───── Listing

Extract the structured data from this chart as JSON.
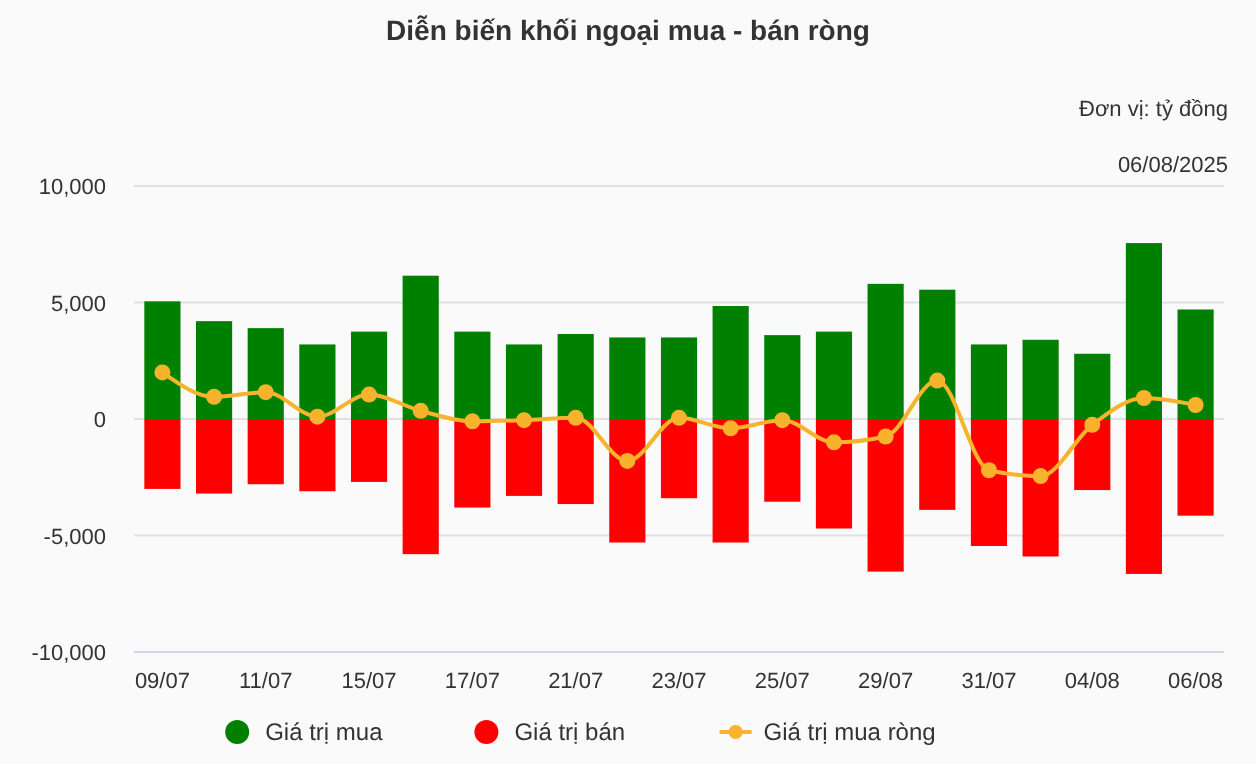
{
  "chart_data": {
    "type": "bar",
    "title": "Diễn biến khối ngoại mua - bán ròng",
    "annotations": [
      "Đơn vị: tỷ đồng",
      "06/08/2025"
    ],
    "categories": [
      "09/07",
      null,
      "11/07",
      null,
      "15/07",
      null,
      "17/07",
      null,
      "21/07",
      null,
      "23/07",
      null,
      "25/07",
      null,
      "29/07",
      null,
      "31/07",
      null,
      "04/08",
      null,
      "06/08"
    ],
    "stacked": true,
    "grid": "y",
    "legend": "bottom",
    "ylim": [
      -10000,
      10000
    ],
    "yticks": [
      {
        "value": -10000,
        "label": "-10,000"
      },
      {
        "value": -5000,
        "label": "-5,000"
      },
      0,
      {
        "value": 5000,
        "label": "5,000"
      },
      {
        "value": 10000,
        "label": "10,000"
      }
    ],
    "series": [
      {
        "name": "Giá trị mua",
        "color": "#008000",
        "values": [
          5050,
          4200,
          3900,
          3200,
          3750,
          6150,
          3750,
          3200,
          3650,
          3500,
          3500,
          4850,
          3600,
          3750,
          5800,
          5550,
          3200,
          3400,
          2800,
          7550,
          4700
        ]
      },
      {
        "name": "Giá trị bán",
        "color": "#ff0000",
        "values": [
          -3000,
          -3200,
          -2800,
          -3100,
          -2700,
          -5800,
          -3800,
          -3300,
          -3650,
          -5300,
          -3400,
          -5300,
          -3550,
          -4700,
          -6550,
          -3900,
          -5450,
          -5900,
          -3050,
          -6650,
          -4150
        ]
      },
      {
        "name": "Giá trị mua ròng",
        "type": "line",
        "color": "#f7b32b",
        "marker": "circle",
        "line_style": "solid",
        "values": [
          2000,
          950,
          1150,
          100,
          1050,
          350,
          -100,
          -50,
          50,
          -1800,
          50,
          -400,
          -50,
          -1000,
          -750,
          1650,
          -2200,
          -2450,
          -250,
          900,
          600
        ]
      }
    ]
  }
}
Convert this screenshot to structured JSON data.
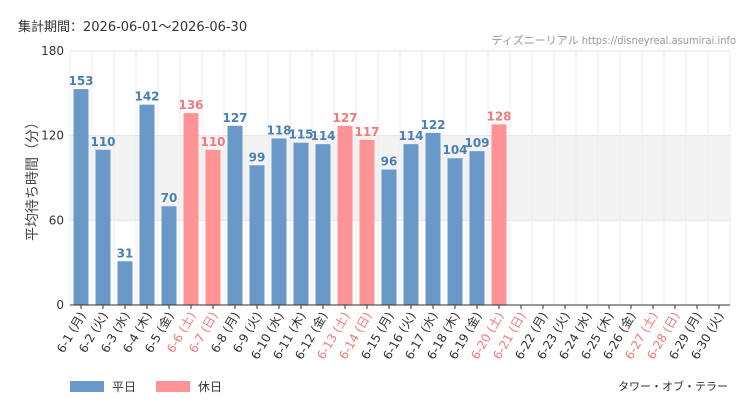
{
  "period_label": "集計期間：2026-06-01〜2026-06-30",
  "credit": "ディズニーリアル https://disneyreal.asumirai.info",
  "attraction_name": "タワー・オブ・テラー",
  "legend": [
    {
      "label": "平日",
      "color": "#6a98c8"
    },
    {
      "label": "休日",
      "color": "#ff9396"
    }
  ],
  "chart_data": {
    "type": "bar",
    "ylabel": "平均待ち時間（分）",
    "ylim": [
      0,
      180
    ],
    "yticks": [
      0,
      60,
      120,
      180
    ],
    "band": [
      60,
      120
    ],
    "grid": true,
    "colors": {
      "weekday": "#6a98c8",
      "holiday": "#ff9396",
      "weekday_label": "#4a7fb5",
      "holiday_label": "#f07a7e"
    },
    "categories": [
      "6-1 (月)",
      "6-2 (火)",
      "6-3 (水)",
      "6-4 (木)",
      "6-5 (金)",
      "6-6 (土)",
      "6-7 (日)",
      "6-8 (月)",
      "6-9 (火)",
      "6-10 (水)",
      "6-11 (木)",
      "6-12 (金)",
      "6-13 (土)",
      "6-14 (日)",
      "6-15 (月)",
      "6-16 (火)",
      "6-17 (水)",
      "6-18 (木)",
      "6-19 (金)",
      "6-20 (土)",
      "6-21 (日)",
      "6-22 (月)",
      "6-23 (火)",
      "6-24 (水)",
      "6-25 (木)",
      "6-26 (金)",
      "6-27 (土)",
      "6-28 (日)",
      "6-29 (月)",
      "6-30 (火)"
    ],
    "values": [
      153,
      110,
      31,
      142,
      70,
      136,
      110,
      127,
      99,
      118,
      115,
      114,
      127,
      117,
      96,
      114,
      122,
      104,
      109,
      128,
      null,
      null,
      null,
      null,
      null,
      null,
      null,
      null,
      null,
      null
    ],
    "holiday": [
      false,
      false,
      false,
      false,
      false,
      true,
      true,
      false,
      false,
      false,
      false,
      false,
      true,
      true,
      false,
      false,
      false,
      false,
      false,
      true,
      true,
      false,
      false,
      false,
      false,
      false,
      true,
      true,
      false,
      false
    ]
  }
}
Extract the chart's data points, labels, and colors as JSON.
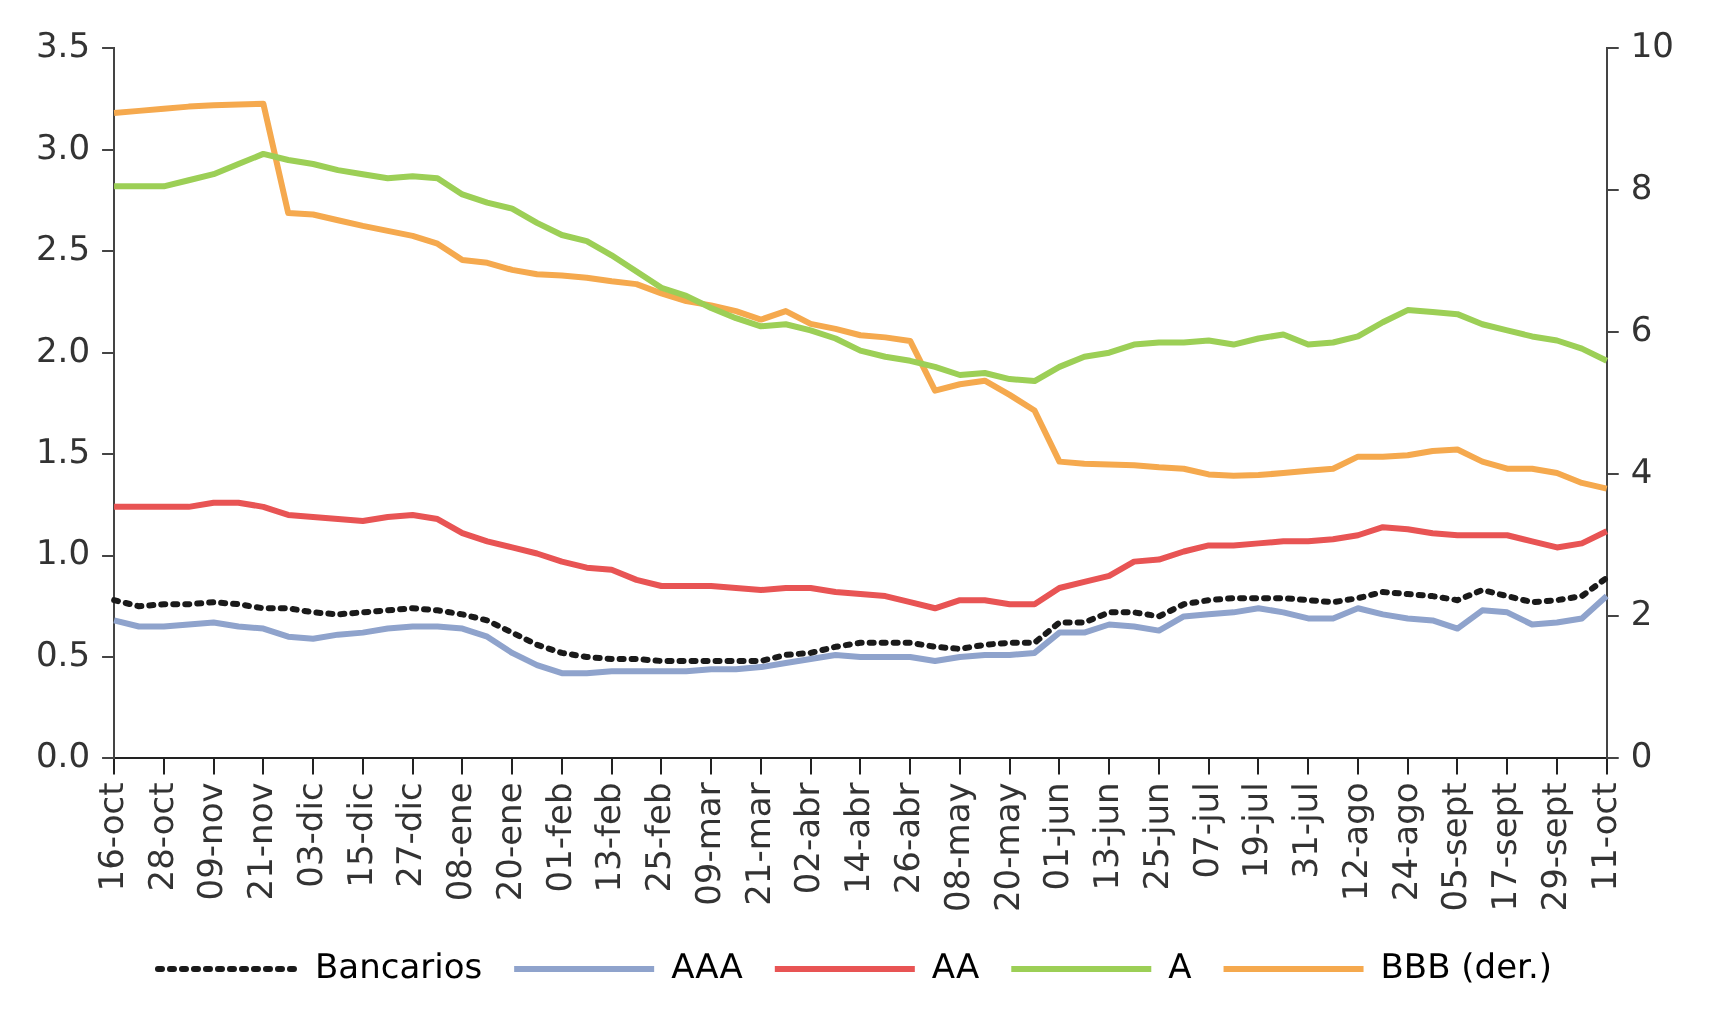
{
  "chart_data": {
    "type": "line",
    "categories": [
      "16-oct",
      null,
      "28-oct",
      null,
      "09-nov",
      null,
      "21-nov",
      null,
      "03-dic",
      null,
      "15-dic",
      null,
      "27-dic",
      null,
      "08-ene",
      null,
      "20-ene",
      null,
      "01-feb",
      null,
      "13-feb",
      null,
      "25-feb",
      null,
      "09-mar",
      null,
      "21-mar",
      null,
      "02-abr",
      null,
      "14-abr",
      null,
      "26-abr",
      null,
      "08-may",
      null,
      "20-may",
      null,
      "01-jun",
      null,
      "13-jun",
      null,
      "25-jun",
      null,
      "07-jul",
      null,
      "19-jul",
      null,
      "31-jul",
      null,
      "12-ago",
      null,
      "24-ago",
      null,
      "05-sept",
      null,
      "17-sept",
      null,
      "29-sept",
      null,
      "11-oct"
    ],
    "series": [
      {
        "name": "Bancarios",
        "color": "#1a1a1a",
        "line_style": "dotted",
        "values": [
          0.78,
          0.75,
          0.76,
          0.76,
          0.77,
          0.76,
          0.74,
          0.74,
          0.72,
          0.71,
          0.72,
          0.73,
          0.74,
          0.73,
          0.71,
          0.68,
          0.62,
          0.56,
          0.52,
          0.5,
          0.49,
          0.49,
          0.48,
          0.48,
          0.48,
          0.48,
          0.48,
          0.51,
          0.52,
          0.55,
          0.57,
          0.57,
          0.57,
          0.55,
          0.54,
          0.56,
          0.57,
          0.57,
          0.67,
          0.67,
          0.72,
          0.72,
          0.7,
          0.76,
          0.78,
          0.79,
          0.79,
          0.79,
          0.78,
          0.77,
          0.79,
          0.82,
          0.81,
          0.8,
          0.78,
          0.83,
          0.8,
          0.77,
          0.78,
          0.8,
          0.89
        ]
      },
      {
        "name": "AAA",
        "color": "#8fa3cc",
        "line_style": "solid",
        "values": [
          0.68,
          0.65,
          0.65,
          0.66,
          0.67,
          0.65,
          0.64,
          0.6,
          0.59,
          0.61,
          0.62,
          0.64,
          0.65,
          0.65,
          0.64,
          0.6,
          0.52,
          0.46,
          0.42,
          0.42,
          0.43,
          0.43,
          0.43,
          0.43,
          0.44,
          0.44,
          0.45,
          0.47,
          0.49,
          0.51,
          0.5,
          0.5,
          0.5,
          0.48,
          0.5,
          0.51,
          0.51,
          0.52,
          0.62,
          0.62,
          0.66,
          0.65,
          0.63,
          0.7,
          0.71,
          0.72,
          0.74,
          0.72,
          0.69,
          0.69,
          0.74,
          0.71,
          0.69,
          0.68,
          0.64,
          0.73,
          0.72,
          0.66,
          0.67,
          0.69,
          0.8
        ]
      },
      {
        "name": "AA",
        "color": "#e85454",
        "line_style": "solid",
        "values": [
          1.24,
          1.24,
          1.24,
          1.24,
          1.26,
          1.26,
          1.24,
          1.2,
          1.19,
          1.18,
          1.17,
          1.19,
          1.2,
          1.18,
          1.11,
          1.07,
          1.04,
          1.01,
          0.97,
          0.94,
          0.93,
          0.88,
          0.85,
          0.85,
          0.85,
          0.84,
          0.83,
          0.84,
          0.84,
          0.82,
          0.81,
          0.8,
          0.77,
          0.74,
          0.78,
          0.78,
          0.76,
          0.76,
          0.84,
          0.87,
          0.9,
          0.97,
          0.98,
          1.02,
          1.05,
          1.05,
          1.06,
          1.07,
          1.07,
          1.08,
          1.1,
          1.14,
          1.13,
          1.11,
          1.1,
          1.1,
          1.1,
          1.07,
          1.04,
          1.06,
          1.12
        ]
      },
      {
        "name": "A",
        "color": "#9ccf56",
        "line_style": "solid",
        "values": [
          2.82,
          2.82,
          2.82,
          2.85,
          2.88,
          2.93,
          2.98,
          2.95,
          2.93,
          2.9,
          2.88,
          2.86,
          2.87,
          2.86,
          2.78,
          2.74,
          2.71,
          2.64,
          2.58,
          2.55,
          2.48,
          2.4,
          2.32,
          2.28,
          2.22,
          2.17,
          2.13,
          2.14,
          2.11,
          2.07,
          2.01,
          1.98,
          1.96,
          1.93,
          1.89,
          1.9,
          1.87,
          1.86,
          1.93,
          1.98,
          2.0,
          2.04,
          2.05,
          2.05,
          2.06,
          2.04,
          2.07,
          2.09,
          2.04,
          2.05,
          2.08,
          2.15,
          2.21,
          2.2,
          2.19,
          2.14,
          2.11,
          2.08,
          2.06,
          2.02,
          1.96
        ]
      },
      {
        "name": "BBB (der.)",
        "color": "#f5a94e",
        "line_style": "solid",
        "axis": "y2",
        "values": [
          9.09,
          9.12,
          9.15,
          9.18,
          9.2,
          9.21,
          9.22,
          7.68,
          7.66,
          7.58,
          7.5,
          7.43,
          7.36,
          7.25,
          7.02,
          6.98,
          6.88,
          6.82,
          6.8,
          6.77,
          6.72,
          6.68,
          6.55,
          6.44,
          6.38,
          6.3,
          6.18,
          6.3,
          6.12,
          6.05,
          5.96,
          5.93,
          5.88,
          5.18,
          5.27,
          5.32,
          5.12,
          4.9,
          4.18,
          4.15,
          4.14,
          4.13,
          4.1,
          4.08,
          4.0,
          3.98,
          3.99,
          4.02,
          4.05,
          4.08,
          4.25,
          4.25,
          4.27,
          4.33,
          4.35,
          4.18,
          4.08,
          4.08,
          4.02,
          3.88,
          3.8
        ]
      }
    ],
    "ylim": [
      0,
      3.5
    ],
    "yticks": [
      {
        "value": 0,
        "label": "0.0"
      },
      {
        "value": 0.5,
        "label": "0.5"
      },
      {
        "value": 1,
        "label": "1.0"
      },
      {
        "value": 1.5,
        "label": "1.5"
      },
      {
        "value": 2,
        "label": "2.0"
      },
      {
        "value": 2.5,
        "label": "2.5"
      },
      {
        "value": 3,
        "label": "3.0"
      },
      {
        "value": 3.5,
        "label": "3.5"
      }
    ],
    "y2lim": [
      0,
      10
    ],
    "y2ticks": [
      0,
      2,
      4,
      6,
      8,
      10
    ],
    "grid": false,
    "legend": "bottom",
    "marker": "none"
  }
}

──────────

▸ Objective:
Write out every line of the entries that holds the word "ròng".

▸ Exercise solution:
    "title": "Diễn biến khối ngoại mua - bán ròng",
        "name": "Giá trị mua ròng",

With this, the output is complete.